* **GOAL**:
Copy all lines below containing "minutes".

Source data:

::::

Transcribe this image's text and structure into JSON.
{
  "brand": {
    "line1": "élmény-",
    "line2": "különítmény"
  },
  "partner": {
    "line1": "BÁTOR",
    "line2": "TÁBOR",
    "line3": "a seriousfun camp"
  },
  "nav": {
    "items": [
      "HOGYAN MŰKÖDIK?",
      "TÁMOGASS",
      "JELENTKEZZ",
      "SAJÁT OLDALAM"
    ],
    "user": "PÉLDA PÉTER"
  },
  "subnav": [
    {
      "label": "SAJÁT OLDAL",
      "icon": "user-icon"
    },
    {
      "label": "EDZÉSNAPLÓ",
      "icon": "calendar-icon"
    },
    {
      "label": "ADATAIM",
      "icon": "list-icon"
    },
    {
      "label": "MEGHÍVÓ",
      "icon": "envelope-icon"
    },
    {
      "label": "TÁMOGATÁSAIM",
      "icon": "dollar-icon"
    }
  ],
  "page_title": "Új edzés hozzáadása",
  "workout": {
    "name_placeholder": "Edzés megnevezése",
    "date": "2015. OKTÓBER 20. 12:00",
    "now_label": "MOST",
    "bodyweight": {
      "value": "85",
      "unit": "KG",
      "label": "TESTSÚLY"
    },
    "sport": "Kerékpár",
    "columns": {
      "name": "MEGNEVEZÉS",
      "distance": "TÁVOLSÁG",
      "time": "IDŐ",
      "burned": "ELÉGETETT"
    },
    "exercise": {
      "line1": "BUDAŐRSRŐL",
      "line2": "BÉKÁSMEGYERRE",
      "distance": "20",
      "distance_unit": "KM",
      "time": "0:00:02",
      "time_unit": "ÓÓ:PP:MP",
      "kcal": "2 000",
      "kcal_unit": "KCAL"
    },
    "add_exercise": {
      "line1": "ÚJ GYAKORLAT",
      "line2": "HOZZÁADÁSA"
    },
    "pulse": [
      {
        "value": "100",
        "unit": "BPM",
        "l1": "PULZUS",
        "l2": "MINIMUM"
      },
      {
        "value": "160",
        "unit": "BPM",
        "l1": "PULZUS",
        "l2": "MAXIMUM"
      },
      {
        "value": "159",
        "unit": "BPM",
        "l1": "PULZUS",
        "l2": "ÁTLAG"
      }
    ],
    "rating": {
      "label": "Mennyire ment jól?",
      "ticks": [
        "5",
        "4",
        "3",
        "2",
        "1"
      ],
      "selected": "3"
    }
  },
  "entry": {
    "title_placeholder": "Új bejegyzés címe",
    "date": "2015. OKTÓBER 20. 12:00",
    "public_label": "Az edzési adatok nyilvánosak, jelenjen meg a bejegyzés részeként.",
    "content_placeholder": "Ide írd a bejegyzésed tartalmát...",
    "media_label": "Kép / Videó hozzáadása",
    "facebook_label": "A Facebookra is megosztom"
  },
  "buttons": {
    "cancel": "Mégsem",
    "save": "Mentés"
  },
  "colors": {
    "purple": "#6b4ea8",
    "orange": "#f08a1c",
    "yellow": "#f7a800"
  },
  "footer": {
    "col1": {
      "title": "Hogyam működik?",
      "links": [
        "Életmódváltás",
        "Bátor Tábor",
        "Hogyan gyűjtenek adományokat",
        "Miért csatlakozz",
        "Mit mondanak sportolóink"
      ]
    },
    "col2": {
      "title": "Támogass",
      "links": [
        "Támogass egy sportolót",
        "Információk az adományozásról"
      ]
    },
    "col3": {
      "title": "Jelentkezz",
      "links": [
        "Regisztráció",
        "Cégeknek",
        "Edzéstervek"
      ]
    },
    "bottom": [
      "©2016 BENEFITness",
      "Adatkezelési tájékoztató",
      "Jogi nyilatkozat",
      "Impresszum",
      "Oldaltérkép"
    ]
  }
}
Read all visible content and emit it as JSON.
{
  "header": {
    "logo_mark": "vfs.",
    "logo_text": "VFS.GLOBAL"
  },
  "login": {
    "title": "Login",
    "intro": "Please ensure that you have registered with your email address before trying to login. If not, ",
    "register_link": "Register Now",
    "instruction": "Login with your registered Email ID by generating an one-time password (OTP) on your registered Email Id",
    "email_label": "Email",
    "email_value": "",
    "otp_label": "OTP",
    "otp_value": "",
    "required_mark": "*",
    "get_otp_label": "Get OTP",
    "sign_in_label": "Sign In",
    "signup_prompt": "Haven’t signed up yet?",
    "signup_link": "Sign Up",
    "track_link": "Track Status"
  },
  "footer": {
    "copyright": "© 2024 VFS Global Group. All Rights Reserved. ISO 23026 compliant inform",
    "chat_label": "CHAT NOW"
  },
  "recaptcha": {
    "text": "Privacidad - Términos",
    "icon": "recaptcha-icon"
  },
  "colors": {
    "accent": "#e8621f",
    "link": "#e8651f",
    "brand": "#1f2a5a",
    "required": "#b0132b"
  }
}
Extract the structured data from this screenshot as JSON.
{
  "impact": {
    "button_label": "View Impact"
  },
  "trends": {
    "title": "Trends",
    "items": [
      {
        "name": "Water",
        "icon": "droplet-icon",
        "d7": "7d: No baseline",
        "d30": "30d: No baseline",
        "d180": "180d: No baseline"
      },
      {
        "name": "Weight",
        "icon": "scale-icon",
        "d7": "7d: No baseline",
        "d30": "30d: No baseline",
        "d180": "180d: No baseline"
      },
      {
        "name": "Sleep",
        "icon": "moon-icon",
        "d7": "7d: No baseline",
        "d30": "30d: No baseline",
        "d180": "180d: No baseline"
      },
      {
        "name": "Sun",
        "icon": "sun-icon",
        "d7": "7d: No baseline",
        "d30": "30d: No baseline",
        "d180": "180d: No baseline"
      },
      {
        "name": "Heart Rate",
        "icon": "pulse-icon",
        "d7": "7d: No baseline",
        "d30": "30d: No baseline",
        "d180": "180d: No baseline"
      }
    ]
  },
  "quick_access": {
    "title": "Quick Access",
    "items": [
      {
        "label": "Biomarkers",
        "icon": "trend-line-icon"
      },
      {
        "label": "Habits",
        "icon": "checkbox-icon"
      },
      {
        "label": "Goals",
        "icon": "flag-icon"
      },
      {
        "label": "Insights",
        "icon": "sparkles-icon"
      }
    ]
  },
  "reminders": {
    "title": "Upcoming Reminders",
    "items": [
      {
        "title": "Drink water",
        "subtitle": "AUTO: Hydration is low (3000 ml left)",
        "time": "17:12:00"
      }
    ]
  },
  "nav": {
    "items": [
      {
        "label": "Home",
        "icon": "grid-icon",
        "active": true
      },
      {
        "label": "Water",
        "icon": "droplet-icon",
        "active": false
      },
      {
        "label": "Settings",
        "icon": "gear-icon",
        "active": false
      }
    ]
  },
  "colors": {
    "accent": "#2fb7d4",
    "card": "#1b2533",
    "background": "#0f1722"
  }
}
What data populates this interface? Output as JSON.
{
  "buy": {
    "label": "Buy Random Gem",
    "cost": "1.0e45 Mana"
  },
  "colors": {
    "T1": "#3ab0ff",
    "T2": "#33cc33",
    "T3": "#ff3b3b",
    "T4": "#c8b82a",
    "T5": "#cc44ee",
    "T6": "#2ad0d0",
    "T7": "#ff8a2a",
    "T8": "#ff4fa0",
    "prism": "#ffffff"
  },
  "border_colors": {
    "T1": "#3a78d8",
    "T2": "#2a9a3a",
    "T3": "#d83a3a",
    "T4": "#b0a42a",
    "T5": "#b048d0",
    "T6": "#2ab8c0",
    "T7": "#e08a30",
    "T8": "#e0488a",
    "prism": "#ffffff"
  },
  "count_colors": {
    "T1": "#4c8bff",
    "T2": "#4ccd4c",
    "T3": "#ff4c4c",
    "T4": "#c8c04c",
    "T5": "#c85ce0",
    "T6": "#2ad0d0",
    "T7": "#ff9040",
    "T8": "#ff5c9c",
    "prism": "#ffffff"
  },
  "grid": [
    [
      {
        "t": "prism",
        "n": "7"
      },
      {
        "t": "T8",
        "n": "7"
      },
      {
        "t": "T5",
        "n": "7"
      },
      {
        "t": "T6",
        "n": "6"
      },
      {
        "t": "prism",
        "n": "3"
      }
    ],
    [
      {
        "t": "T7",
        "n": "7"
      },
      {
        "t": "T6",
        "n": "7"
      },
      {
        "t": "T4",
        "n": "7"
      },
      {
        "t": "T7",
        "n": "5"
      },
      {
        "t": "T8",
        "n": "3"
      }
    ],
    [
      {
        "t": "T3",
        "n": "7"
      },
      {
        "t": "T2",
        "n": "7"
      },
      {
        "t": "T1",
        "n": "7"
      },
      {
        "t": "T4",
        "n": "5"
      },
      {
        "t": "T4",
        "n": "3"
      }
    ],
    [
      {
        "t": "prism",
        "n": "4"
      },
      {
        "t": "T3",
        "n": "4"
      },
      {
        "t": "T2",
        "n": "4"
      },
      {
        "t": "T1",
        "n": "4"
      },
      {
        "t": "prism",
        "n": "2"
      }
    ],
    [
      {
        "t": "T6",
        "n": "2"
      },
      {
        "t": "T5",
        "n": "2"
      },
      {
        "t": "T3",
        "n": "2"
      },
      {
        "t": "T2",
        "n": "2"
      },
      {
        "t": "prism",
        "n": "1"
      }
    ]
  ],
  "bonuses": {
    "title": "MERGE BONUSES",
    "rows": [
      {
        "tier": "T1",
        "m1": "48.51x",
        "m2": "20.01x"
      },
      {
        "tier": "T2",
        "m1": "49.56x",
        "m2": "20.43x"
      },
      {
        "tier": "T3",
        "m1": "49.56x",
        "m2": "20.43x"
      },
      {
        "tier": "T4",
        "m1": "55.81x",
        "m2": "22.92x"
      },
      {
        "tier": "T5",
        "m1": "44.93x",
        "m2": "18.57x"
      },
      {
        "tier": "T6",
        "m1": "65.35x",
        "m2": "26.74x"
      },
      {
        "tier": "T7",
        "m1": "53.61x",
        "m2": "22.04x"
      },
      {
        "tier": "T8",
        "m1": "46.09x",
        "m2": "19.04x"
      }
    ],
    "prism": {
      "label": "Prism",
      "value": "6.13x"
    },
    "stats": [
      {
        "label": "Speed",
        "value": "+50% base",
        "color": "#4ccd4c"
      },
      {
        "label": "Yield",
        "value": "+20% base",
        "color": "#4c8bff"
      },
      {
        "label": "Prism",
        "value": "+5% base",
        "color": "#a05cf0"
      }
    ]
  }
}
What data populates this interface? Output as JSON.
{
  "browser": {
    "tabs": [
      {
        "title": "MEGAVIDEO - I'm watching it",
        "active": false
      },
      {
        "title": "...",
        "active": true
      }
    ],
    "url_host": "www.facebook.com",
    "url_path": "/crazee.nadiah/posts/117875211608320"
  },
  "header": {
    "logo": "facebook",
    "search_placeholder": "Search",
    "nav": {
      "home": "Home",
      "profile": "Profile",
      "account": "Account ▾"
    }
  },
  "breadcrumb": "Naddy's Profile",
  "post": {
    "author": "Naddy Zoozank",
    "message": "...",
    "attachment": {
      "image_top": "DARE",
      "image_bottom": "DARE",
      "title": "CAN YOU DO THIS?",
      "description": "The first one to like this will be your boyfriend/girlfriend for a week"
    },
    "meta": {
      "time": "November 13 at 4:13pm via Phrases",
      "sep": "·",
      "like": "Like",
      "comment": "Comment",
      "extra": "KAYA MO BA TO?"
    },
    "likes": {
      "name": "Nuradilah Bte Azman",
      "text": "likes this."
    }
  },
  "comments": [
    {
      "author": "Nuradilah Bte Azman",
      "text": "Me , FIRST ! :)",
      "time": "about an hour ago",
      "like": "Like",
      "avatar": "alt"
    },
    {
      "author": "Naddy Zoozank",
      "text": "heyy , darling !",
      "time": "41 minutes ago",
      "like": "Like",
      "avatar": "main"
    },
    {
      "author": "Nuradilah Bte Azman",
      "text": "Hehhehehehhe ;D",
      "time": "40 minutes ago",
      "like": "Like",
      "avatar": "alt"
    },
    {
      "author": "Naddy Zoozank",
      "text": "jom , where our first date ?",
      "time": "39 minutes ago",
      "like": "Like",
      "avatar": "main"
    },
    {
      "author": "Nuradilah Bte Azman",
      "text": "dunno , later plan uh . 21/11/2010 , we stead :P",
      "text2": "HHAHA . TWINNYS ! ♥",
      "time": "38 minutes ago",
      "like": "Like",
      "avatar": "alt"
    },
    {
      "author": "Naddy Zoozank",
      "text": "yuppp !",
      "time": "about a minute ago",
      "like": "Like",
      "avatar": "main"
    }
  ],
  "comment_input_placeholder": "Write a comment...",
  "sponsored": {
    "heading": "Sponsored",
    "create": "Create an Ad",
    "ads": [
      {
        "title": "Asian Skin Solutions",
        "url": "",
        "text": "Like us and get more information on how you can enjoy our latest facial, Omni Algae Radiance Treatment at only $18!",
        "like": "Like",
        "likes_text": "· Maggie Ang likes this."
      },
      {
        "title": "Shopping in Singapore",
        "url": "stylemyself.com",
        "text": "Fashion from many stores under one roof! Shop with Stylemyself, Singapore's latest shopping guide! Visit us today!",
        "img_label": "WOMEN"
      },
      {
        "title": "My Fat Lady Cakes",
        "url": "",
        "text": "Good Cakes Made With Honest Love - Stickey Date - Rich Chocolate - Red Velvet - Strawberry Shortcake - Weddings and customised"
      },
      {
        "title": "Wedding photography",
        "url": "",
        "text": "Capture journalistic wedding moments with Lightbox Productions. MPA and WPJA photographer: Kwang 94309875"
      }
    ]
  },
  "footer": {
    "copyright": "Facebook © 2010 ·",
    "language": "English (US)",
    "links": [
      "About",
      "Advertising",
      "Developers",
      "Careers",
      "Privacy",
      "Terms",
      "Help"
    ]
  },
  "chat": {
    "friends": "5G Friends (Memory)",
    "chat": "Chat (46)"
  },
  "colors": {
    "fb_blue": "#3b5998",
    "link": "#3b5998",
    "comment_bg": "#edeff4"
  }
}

::::

* **TASK RESPONSE**:
      "time": "41 minutes ago",
      "time": "40 minutes ago",
      "time": "39 minutes ago",
      "time": "38 minutes ago",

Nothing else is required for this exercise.